▶ [Problem] Below are the records; pull every line that includes "file".

▶ [Record set]
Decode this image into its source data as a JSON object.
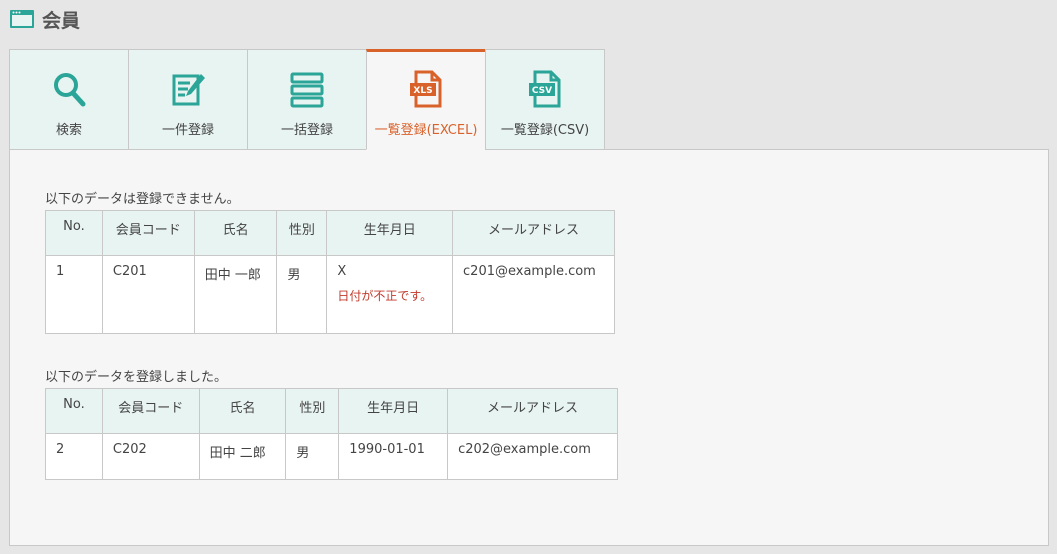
{
  "page": {
    "title": "会員"
  },
  "tabs": [
    {
      "label": "検索",
      "icon": "search-icon"
    },
    {
      "label": "一件登録",
      "icon": "edit-icon"
    },
    {
      "label": "一括登録",
      "icon": "list-icon"
    },
    {
      "label": "一覧登録(EXCEL)",
      "icon": "xls-file-icon",
      "icon_text": "XLS"
    },
    {
      "label": "一覧登録(CSV)",
      "icon": "csv-file-icon",
      "icon_text": "CSV"
    }
  ],
  "active_tab": "一覧登録(EXCEL)",
  "colors": {
    "accent": "#d9622b",
    "teal": "#2aa597",
    "error": "#c0392b"
  },
  "failed": {
    "message": "以下のデータは登録できません。",
    "headers": [
      "No.",
      "会員コード",
      "氏名",
      "性別",
      "生年月日",
      "メールアドレス"
    ],
    "rows": [
      {
        "no": "1",
        "code": "C201",
        "name": "田中 一郎",
        "gender": "男",
        "birth": "X",
        "error": "日付が不正です。",
        "email": "c201@example.com"
      }
    ]
  },
  "success": {
    "message": "以下のデータを登録しました。",
    "headers": [
      "No.",
      "会員コード",
      "氏名",
      "性別",
      "生年月日",
      "メールアドレス"
    ],
    "rows": [
      {
        "no": "2",
        "code": "C202",
        "name": "田中 二郎",
        "gender": "男",
        "birth": "1990-01-01",
        "email": "c202@example.com"
      }
    ]
  }
}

▶ [Result for this task]
      "icon": "xls-file-icon",
      "icon": "csv-file-icon",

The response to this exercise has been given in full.